• **Extracted material**
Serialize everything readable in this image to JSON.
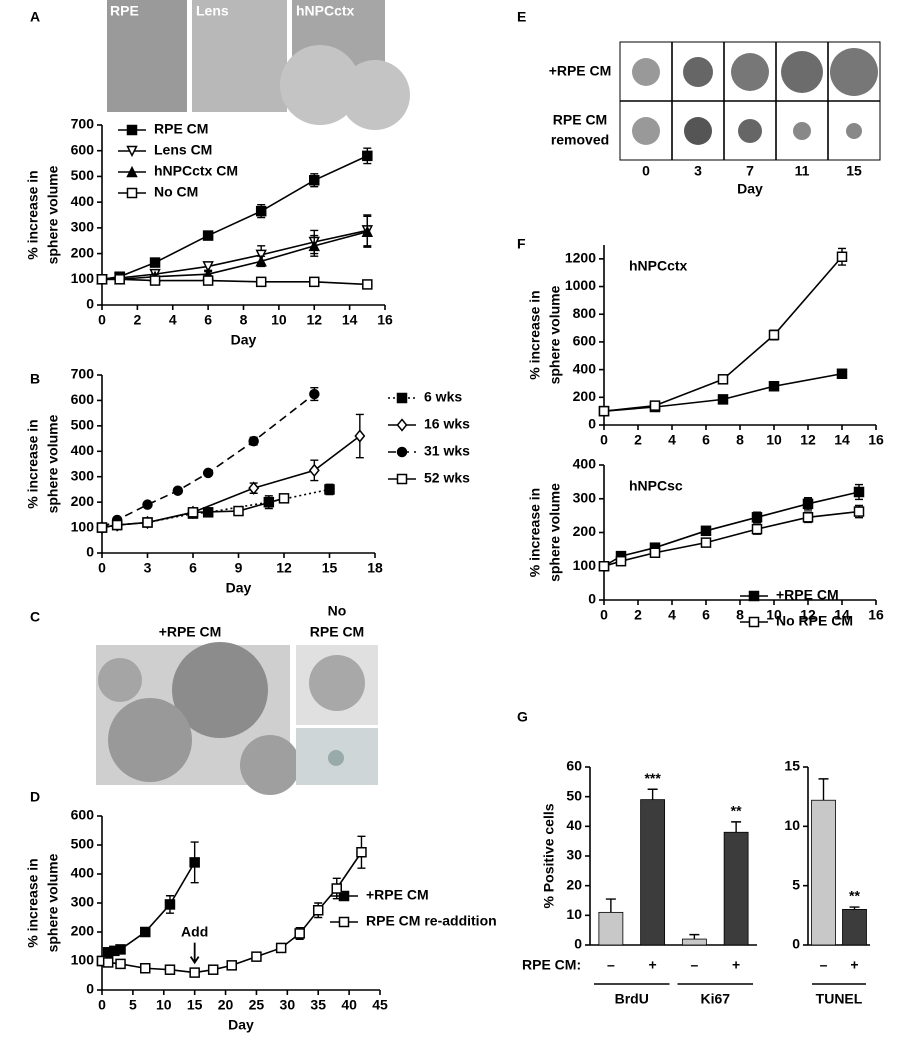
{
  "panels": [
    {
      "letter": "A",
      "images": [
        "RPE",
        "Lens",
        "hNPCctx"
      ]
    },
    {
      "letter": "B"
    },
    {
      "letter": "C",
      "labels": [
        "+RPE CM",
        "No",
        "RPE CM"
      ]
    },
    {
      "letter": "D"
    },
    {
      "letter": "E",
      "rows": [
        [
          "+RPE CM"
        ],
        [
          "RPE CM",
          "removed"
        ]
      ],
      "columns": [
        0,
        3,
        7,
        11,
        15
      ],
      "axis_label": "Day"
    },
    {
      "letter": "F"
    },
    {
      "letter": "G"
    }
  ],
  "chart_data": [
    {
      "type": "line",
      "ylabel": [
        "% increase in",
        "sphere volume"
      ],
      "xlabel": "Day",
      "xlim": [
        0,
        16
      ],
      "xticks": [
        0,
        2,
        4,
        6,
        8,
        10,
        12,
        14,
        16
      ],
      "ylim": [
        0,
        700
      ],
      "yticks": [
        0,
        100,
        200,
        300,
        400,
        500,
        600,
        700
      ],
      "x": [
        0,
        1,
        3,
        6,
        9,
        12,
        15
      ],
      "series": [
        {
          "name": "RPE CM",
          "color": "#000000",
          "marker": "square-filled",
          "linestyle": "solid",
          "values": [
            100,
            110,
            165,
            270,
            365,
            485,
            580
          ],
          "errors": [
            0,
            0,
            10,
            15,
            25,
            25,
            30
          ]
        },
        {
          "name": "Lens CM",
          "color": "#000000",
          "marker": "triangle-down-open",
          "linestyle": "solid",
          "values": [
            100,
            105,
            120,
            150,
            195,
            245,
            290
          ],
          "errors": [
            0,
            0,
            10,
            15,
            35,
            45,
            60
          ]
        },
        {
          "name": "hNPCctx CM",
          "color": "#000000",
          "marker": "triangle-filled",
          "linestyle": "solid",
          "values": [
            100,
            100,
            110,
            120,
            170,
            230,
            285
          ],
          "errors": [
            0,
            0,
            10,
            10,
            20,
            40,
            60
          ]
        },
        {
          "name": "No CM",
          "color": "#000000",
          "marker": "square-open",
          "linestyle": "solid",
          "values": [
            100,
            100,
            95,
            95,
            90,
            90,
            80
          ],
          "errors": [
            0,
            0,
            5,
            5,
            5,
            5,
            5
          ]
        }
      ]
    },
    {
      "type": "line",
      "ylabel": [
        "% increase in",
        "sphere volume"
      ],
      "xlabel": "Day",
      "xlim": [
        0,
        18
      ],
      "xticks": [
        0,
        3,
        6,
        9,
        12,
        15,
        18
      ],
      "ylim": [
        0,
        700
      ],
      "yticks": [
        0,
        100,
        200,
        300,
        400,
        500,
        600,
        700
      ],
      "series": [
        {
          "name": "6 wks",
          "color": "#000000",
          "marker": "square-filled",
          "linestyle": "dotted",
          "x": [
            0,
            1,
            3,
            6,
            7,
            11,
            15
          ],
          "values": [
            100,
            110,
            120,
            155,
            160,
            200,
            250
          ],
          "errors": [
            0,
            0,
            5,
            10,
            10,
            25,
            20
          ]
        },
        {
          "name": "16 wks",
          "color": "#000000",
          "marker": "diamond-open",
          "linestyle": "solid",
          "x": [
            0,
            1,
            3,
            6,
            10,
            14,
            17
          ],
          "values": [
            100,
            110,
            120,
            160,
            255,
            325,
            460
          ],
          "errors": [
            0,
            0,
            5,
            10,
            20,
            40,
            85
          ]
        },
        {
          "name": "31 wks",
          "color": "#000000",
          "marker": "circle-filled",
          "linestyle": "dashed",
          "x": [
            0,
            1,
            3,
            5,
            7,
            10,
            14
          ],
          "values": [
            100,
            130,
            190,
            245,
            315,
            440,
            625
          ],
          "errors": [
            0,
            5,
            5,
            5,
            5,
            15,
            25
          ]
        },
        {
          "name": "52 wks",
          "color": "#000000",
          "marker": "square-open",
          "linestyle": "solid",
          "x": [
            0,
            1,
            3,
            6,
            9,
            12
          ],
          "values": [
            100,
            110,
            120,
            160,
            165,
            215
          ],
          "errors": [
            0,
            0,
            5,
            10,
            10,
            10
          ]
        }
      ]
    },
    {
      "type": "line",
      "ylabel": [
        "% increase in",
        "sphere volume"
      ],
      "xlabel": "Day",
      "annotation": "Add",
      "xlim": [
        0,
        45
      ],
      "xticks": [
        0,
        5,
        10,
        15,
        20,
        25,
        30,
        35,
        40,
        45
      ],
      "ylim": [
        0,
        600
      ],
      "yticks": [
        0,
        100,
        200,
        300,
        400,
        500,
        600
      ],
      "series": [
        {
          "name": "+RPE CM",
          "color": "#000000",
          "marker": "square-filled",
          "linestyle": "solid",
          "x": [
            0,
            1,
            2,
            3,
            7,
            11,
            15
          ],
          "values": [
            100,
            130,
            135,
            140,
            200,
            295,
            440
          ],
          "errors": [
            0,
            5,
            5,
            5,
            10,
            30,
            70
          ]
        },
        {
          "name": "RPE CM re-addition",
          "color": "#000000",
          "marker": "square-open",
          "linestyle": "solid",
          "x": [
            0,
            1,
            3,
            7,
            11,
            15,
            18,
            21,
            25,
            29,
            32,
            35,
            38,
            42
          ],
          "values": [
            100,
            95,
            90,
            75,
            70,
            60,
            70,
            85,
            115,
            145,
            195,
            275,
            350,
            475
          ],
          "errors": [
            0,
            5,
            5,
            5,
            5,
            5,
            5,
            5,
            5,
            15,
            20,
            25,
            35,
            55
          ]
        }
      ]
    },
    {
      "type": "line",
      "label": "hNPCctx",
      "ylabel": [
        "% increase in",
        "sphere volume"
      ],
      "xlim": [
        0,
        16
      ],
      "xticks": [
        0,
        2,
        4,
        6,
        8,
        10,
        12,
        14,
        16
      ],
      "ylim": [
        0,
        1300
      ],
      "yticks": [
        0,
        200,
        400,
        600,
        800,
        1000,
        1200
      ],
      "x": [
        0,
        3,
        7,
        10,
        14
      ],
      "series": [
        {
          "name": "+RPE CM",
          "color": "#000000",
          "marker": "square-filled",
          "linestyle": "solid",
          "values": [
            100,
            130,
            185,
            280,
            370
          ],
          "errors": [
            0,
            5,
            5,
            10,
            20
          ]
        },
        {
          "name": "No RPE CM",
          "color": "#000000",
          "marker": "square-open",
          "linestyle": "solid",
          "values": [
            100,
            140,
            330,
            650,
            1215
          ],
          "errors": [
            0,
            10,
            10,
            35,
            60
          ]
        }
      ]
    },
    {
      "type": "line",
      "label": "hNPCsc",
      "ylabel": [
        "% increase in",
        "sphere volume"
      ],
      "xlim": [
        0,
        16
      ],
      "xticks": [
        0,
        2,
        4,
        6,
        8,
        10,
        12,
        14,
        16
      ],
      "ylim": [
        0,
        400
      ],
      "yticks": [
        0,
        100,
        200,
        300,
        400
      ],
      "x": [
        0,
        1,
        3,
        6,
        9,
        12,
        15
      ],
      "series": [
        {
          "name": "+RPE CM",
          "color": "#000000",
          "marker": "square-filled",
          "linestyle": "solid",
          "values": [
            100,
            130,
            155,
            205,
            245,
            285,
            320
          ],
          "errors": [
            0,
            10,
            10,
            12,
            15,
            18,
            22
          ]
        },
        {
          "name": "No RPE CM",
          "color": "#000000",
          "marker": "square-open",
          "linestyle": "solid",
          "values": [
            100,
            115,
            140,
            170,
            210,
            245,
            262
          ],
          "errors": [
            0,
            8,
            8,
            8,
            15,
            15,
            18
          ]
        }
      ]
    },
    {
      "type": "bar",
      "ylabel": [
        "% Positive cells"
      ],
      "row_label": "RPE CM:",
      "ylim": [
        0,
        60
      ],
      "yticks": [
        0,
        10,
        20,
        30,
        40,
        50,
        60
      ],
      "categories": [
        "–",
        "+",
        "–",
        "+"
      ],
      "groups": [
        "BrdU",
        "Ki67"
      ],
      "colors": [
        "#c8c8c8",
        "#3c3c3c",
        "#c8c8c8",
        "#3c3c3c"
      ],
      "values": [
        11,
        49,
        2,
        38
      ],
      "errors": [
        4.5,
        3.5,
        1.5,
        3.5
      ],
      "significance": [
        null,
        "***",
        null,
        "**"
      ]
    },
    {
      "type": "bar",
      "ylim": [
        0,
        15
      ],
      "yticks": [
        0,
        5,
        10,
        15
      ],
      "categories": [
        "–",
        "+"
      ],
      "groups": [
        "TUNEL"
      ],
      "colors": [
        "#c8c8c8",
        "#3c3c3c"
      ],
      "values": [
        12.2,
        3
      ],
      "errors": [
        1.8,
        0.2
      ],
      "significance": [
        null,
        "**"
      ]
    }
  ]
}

• **Work required**
The answer must consist of each line from the entries that contains the string "hNPCctx".

• **Solved problem**
        "hNPCctx"
          "name": "hNPCctx CM",
      "label": "hNPCctx",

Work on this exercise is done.